[Dataset items]
· · · ·

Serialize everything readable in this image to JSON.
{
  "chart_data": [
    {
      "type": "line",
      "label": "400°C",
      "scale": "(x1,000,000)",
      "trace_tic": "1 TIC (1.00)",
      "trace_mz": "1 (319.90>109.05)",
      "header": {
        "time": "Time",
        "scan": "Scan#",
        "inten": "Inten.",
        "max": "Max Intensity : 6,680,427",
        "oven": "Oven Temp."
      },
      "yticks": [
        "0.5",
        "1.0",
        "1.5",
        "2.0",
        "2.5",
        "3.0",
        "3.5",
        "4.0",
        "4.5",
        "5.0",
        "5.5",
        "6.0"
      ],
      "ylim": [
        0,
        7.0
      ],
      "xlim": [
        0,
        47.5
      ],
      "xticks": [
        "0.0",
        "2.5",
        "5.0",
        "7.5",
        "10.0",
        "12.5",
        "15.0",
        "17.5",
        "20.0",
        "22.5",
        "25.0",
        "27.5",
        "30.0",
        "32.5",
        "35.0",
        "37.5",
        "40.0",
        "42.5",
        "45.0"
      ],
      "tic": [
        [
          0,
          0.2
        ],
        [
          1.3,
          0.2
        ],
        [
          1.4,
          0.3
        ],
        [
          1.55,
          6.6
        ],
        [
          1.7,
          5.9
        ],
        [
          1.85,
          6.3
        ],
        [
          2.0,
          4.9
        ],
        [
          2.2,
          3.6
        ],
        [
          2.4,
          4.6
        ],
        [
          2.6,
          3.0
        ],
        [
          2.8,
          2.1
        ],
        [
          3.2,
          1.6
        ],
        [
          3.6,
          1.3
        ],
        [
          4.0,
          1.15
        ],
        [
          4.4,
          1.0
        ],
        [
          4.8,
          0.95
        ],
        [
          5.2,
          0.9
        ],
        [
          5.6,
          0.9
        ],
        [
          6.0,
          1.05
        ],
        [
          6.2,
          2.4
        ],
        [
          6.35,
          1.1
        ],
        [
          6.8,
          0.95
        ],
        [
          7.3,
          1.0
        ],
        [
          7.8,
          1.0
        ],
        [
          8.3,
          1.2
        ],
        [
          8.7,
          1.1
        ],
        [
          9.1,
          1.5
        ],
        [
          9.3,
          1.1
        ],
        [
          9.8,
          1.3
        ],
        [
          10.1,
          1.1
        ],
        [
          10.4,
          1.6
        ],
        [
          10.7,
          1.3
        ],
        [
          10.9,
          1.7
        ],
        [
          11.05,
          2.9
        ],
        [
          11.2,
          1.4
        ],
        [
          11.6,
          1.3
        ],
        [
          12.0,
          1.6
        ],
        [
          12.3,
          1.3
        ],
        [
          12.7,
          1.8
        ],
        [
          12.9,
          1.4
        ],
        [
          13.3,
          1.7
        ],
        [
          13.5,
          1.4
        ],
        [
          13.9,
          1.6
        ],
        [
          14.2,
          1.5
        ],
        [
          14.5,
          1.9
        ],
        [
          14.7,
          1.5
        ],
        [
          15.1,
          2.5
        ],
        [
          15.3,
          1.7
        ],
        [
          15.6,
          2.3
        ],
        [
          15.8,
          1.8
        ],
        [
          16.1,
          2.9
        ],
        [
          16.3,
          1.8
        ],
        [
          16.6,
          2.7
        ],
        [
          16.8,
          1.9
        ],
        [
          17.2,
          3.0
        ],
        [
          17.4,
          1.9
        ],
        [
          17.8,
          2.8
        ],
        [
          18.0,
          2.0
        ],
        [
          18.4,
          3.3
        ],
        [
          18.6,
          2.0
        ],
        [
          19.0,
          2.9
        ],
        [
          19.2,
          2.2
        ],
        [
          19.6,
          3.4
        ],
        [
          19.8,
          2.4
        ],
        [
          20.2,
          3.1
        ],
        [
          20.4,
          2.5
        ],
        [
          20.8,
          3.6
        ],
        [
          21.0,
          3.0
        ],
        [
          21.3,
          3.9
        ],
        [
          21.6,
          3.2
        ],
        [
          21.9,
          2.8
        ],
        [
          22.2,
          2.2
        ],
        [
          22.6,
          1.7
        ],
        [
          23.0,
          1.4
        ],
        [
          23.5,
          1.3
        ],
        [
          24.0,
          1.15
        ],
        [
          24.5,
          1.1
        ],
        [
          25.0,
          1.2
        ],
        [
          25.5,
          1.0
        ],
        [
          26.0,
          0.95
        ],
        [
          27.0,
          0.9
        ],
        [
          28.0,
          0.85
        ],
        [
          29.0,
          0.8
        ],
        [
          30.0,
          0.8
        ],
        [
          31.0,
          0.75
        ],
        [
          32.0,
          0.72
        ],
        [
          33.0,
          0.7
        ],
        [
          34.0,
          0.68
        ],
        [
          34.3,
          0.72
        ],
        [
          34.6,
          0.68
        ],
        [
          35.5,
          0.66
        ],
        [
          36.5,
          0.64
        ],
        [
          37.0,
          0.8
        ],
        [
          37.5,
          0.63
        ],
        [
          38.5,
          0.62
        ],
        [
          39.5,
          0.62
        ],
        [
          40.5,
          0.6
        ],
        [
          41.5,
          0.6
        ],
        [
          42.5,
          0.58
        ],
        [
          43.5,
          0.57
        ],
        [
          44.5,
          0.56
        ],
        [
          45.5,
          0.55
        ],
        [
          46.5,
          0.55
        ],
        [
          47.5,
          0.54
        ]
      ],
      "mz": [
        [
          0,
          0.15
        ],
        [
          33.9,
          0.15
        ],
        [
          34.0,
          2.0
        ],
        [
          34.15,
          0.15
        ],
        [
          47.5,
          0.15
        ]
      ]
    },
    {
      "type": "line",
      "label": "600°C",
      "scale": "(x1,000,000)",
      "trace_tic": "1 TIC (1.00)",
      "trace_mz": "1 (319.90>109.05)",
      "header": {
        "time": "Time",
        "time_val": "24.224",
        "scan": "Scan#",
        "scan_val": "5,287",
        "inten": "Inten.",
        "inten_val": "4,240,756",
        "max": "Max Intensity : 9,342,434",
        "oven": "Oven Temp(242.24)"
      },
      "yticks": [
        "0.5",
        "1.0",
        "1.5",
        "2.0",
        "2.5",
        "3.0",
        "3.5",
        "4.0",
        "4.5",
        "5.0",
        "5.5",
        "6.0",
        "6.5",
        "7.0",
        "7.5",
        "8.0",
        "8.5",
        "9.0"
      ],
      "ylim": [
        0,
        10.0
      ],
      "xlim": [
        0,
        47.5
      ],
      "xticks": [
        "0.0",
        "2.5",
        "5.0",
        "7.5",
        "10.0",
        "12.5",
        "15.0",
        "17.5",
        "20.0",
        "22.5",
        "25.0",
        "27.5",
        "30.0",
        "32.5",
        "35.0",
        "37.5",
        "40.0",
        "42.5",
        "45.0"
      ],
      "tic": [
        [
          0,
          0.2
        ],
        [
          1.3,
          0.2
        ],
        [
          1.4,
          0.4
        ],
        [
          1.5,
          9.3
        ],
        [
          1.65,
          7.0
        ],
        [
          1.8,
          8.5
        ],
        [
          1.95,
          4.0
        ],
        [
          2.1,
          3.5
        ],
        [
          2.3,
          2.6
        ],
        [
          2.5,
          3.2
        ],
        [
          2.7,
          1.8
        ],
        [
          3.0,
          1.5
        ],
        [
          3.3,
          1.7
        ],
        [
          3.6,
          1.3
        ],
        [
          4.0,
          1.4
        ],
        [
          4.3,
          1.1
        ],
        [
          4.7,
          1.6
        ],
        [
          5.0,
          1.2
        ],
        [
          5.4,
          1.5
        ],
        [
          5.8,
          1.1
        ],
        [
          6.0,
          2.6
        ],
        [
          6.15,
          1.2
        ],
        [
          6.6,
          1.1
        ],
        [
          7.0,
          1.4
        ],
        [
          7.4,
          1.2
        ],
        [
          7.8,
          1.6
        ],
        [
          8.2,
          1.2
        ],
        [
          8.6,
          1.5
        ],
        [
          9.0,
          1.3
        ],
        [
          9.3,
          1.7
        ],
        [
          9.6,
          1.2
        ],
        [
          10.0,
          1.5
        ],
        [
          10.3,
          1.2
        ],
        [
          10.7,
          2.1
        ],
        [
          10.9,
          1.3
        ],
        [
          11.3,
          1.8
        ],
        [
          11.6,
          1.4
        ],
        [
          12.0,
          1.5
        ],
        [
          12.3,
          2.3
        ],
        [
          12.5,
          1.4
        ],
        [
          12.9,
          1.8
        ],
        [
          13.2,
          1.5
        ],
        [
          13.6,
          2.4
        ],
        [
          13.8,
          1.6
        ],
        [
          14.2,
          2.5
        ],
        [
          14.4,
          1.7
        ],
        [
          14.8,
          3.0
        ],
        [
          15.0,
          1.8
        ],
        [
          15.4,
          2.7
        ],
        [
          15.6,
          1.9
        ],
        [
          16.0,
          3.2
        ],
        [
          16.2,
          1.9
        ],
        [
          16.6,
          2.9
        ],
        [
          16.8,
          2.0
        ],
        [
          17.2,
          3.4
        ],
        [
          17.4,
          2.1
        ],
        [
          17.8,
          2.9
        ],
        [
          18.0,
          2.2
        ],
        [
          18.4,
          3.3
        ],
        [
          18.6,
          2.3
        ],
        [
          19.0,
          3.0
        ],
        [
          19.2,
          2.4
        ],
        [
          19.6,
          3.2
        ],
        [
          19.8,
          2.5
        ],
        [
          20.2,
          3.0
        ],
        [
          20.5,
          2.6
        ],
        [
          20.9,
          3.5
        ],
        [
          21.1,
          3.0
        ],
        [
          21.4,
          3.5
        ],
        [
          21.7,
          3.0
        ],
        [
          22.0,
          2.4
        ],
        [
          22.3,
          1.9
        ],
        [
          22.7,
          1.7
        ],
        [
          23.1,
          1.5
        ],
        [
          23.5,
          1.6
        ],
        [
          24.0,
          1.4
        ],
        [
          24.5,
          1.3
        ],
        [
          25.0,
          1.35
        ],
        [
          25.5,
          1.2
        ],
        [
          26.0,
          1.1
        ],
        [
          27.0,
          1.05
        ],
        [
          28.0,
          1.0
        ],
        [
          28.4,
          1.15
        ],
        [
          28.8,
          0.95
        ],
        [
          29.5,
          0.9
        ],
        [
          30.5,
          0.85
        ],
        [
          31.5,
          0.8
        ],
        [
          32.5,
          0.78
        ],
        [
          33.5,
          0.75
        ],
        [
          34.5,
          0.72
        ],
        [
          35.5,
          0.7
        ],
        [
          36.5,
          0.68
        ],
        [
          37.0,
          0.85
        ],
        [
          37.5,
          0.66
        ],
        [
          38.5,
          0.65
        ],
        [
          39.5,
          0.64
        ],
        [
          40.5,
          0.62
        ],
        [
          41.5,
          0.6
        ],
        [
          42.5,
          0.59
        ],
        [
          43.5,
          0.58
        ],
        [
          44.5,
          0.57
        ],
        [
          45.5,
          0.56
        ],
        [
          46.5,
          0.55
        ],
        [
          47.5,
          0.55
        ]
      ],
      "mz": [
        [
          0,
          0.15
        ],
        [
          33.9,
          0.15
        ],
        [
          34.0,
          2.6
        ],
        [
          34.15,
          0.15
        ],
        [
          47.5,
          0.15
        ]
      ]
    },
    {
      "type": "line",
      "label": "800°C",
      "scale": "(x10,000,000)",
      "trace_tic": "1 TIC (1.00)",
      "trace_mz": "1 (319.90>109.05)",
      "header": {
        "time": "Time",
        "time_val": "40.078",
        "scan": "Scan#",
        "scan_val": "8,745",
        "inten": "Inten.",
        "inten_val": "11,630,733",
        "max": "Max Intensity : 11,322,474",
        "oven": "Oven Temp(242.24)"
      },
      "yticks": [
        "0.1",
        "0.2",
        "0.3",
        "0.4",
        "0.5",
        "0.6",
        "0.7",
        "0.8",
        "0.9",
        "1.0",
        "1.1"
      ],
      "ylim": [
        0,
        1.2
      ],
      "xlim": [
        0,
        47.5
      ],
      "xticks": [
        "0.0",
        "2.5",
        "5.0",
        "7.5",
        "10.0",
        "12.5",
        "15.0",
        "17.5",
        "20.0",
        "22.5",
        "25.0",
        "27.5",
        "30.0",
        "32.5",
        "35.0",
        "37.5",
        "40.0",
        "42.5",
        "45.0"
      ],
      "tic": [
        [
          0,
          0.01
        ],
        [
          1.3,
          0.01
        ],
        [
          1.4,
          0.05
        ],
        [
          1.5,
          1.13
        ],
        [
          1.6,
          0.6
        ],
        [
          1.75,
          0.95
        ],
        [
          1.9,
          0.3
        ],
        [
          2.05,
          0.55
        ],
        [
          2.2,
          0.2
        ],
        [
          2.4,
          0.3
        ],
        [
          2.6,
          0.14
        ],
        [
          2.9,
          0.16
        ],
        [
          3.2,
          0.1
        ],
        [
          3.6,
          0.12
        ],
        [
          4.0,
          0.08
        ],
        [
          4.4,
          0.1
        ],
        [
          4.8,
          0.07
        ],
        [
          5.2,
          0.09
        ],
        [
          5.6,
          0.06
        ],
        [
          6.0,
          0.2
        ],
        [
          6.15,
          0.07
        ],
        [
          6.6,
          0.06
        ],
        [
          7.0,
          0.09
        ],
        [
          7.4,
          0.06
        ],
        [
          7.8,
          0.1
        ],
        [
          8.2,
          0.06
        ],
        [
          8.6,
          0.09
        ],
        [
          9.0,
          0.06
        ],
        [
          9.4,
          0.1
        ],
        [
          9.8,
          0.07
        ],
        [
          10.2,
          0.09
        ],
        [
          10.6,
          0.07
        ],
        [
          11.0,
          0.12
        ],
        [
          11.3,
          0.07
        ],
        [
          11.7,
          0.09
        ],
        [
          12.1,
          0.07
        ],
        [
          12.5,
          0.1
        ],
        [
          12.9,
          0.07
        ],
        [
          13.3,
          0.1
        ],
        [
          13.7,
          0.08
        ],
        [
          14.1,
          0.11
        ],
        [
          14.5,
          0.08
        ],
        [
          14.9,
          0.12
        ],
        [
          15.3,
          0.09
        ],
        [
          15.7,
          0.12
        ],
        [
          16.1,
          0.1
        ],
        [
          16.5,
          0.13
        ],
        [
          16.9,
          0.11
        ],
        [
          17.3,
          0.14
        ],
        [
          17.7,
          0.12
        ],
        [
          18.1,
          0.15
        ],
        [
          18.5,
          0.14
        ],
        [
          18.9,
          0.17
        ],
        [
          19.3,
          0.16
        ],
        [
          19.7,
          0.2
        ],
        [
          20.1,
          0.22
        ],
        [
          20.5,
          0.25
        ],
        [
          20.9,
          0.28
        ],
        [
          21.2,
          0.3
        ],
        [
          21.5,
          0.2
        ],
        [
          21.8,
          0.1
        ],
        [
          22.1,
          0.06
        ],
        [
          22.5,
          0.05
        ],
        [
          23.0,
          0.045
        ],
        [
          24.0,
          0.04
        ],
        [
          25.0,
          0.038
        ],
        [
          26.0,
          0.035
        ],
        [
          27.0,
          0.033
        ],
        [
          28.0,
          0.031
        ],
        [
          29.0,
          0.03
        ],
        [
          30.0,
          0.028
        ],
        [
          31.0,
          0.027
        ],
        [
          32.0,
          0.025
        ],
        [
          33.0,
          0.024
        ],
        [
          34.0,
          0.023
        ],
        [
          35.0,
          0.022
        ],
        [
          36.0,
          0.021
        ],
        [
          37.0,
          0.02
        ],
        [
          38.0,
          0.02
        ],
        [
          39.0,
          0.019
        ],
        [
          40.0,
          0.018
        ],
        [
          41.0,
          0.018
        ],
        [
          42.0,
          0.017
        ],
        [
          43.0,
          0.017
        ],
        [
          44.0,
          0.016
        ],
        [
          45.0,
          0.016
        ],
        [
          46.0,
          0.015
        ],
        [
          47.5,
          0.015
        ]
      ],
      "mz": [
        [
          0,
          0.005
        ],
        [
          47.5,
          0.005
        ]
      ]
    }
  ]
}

· · · ·

> Objective: From the entries above, extract every line where the word "Intensity" appears.

> Output for this exercise:
        "max": "Max Intensity : 6,680,427",
        "max": "Max Intensity : 9,342,434",
        "max": "Max Intensity : 11,322,474",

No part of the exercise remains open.